- TASK DESCRIPTION
Using the entries that follow, collect the lines where the word "walk" appears.

- EXCERPTED RECORDS

++++

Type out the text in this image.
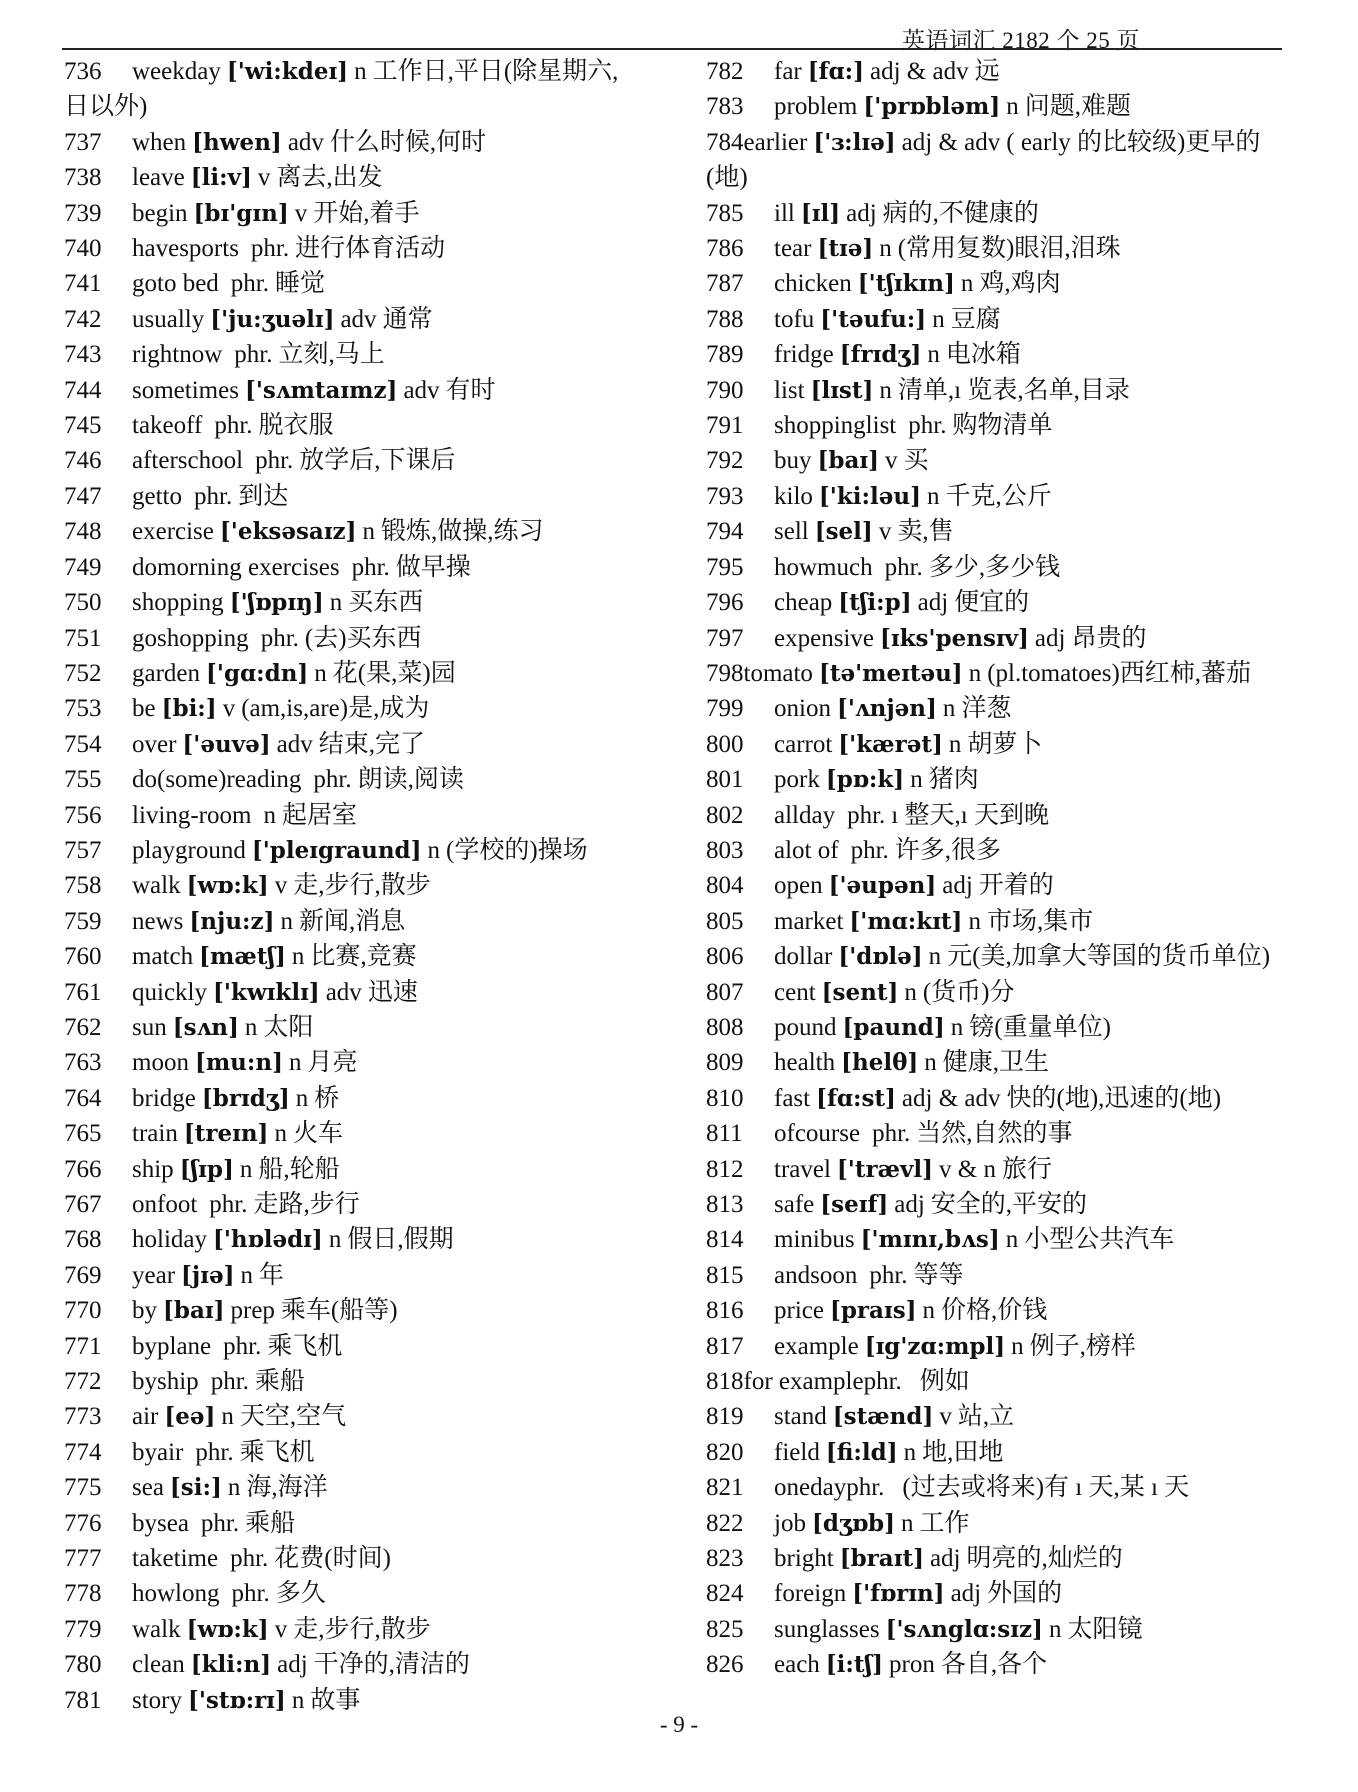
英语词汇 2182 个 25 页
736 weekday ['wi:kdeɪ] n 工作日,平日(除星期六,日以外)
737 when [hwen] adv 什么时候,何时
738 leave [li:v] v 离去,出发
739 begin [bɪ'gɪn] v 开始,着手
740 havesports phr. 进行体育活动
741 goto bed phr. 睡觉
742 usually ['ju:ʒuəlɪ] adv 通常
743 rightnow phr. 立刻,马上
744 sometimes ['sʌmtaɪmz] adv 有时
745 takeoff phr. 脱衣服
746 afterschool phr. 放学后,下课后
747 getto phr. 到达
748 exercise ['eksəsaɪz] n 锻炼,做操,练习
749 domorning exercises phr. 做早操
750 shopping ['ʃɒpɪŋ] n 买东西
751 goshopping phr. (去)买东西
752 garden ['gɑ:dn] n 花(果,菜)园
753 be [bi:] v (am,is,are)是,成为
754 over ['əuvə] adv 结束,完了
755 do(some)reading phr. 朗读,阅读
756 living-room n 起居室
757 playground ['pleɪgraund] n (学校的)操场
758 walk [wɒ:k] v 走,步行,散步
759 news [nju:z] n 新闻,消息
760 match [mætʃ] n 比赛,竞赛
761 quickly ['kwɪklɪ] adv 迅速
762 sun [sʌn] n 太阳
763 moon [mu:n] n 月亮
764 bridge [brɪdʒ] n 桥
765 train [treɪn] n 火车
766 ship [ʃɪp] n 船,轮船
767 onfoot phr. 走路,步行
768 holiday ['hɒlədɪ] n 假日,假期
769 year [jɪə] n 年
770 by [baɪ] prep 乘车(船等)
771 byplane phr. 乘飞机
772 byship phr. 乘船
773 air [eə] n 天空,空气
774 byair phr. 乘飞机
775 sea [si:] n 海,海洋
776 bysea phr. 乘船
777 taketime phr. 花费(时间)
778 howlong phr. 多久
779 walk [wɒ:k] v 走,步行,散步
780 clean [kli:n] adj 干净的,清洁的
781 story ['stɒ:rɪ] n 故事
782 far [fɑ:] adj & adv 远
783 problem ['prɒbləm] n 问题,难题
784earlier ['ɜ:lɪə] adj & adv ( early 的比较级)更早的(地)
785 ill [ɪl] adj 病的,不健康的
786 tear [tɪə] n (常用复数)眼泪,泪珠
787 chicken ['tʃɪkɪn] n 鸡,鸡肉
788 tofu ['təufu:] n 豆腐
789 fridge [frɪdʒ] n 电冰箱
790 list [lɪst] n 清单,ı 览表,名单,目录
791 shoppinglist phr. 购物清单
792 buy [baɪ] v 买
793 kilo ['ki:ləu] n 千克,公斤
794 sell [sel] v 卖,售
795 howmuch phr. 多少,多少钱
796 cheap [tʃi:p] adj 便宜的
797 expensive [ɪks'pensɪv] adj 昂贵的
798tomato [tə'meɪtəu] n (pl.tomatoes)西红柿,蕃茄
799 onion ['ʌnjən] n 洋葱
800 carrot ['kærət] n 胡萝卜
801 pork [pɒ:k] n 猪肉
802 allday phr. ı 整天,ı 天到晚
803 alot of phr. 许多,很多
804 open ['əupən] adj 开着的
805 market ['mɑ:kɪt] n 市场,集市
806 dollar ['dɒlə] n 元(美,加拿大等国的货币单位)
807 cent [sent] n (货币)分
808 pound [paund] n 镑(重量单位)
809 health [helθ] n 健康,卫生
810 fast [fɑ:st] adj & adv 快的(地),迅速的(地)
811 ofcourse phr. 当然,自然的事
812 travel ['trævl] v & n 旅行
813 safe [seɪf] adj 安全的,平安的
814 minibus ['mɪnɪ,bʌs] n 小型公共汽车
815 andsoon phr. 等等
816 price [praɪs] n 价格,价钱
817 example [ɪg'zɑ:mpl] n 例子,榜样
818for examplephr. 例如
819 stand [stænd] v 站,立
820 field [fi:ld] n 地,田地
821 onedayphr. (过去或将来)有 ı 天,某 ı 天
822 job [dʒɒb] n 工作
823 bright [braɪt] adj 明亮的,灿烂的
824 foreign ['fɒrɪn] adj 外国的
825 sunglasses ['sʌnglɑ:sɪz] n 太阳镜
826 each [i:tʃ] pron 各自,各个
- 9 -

++++

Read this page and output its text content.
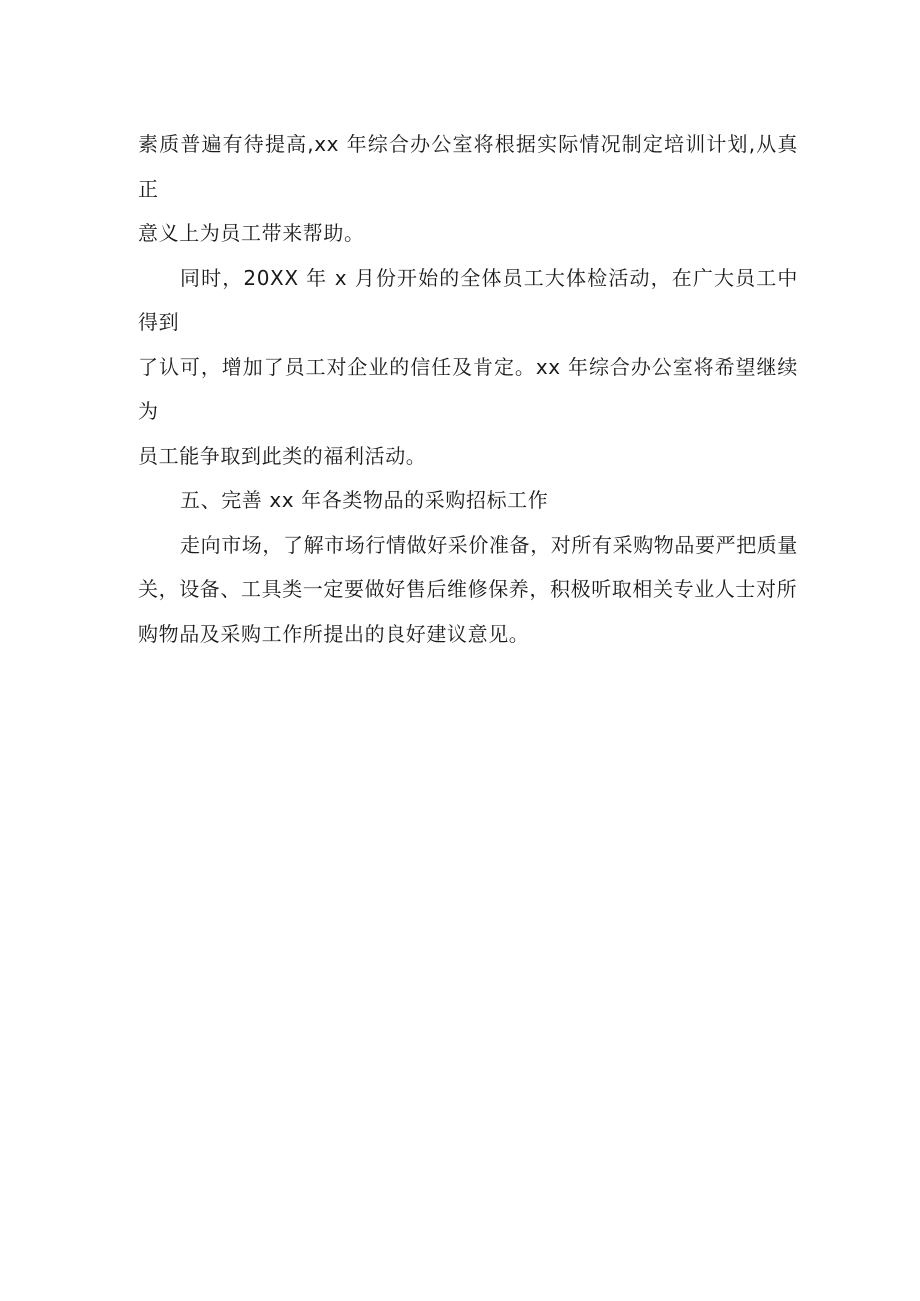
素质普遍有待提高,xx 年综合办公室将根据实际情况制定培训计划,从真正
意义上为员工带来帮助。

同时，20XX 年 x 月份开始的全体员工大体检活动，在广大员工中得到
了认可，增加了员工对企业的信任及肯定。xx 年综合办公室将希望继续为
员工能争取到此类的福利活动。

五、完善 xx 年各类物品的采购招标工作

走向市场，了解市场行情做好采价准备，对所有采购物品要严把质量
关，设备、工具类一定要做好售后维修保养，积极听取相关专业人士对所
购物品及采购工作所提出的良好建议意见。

++++

- OUTPUT OF THE EXERCISE
758 walk [wɒ:k] v 走,步行,散步
779 walk [wɒ:k] v 走,步行,散步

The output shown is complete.